I would like each line of the data that holds the word "consent" copied out.

►

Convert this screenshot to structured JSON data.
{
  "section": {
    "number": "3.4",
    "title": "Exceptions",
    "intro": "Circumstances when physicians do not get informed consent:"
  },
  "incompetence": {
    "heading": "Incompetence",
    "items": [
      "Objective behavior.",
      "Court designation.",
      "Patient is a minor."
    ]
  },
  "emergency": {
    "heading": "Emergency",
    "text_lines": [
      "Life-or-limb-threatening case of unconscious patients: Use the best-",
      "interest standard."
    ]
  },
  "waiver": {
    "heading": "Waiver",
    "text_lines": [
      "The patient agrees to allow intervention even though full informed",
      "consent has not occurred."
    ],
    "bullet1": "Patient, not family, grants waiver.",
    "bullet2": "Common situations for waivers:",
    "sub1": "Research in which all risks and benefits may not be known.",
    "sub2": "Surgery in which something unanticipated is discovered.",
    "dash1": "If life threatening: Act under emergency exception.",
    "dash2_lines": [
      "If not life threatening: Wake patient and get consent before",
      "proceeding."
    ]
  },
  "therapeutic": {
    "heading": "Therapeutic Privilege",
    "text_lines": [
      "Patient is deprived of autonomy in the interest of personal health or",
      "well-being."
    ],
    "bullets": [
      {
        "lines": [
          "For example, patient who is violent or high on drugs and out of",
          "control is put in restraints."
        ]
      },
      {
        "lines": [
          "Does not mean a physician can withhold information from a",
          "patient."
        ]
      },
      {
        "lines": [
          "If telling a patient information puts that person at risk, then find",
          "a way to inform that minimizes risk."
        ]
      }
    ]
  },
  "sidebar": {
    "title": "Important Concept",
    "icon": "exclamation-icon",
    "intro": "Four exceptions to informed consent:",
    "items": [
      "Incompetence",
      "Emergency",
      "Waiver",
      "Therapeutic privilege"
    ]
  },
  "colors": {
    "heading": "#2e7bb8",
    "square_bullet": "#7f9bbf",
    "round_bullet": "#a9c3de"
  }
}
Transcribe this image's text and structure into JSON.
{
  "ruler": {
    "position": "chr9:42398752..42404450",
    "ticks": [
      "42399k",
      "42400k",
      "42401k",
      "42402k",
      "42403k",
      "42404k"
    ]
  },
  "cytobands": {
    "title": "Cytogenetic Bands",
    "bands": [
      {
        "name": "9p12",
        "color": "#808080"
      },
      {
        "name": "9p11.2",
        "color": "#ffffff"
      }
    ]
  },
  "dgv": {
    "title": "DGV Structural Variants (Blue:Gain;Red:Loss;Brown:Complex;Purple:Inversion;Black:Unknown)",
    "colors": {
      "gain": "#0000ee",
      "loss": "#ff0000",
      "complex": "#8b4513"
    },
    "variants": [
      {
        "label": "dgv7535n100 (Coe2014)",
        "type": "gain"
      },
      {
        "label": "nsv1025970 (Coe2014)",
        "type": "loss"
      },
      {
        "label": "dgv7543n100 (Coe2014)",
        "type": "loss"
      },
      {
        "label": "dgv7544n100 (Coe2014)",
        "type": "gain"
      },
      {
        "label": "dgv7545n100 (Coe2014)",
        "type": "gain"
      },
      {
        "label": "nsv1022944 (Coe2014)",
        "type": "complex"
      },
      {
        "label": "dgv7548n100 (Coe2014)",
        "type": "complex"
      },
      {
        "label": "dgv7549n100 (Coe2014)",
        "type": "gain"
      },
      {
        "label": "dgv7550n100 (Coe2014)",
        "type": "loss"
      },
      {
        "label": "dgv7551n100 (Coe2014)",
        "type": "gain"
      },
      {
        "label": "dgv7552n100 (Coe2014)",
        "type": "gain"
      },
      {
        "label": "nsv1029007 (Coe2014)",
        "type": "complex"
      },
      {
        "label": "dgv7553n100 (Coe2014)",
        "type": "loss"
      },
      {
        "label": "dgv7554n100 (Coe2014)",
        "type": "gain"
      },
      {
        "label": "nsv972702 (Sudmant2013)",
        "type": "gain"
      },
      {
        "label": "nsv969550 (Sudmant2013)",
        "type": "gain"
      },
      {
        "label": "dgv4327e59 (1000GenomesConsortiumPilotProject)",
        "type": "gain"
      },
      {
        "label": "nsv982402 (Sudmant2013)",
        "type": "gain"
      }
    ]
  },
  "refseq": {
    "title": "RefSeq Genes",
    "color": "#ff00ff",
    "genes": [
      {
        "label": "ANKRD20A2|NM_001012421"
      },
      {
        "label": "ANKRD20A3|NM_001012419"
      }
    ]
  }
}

◄

* **Result**
    "intro": "Circumstances when physicians do not get informed consent:"
      "consent has not occurred."
      "If not life threatening: Wake patient and get consent before",
    "intro": "Four exceptions to informed consent:",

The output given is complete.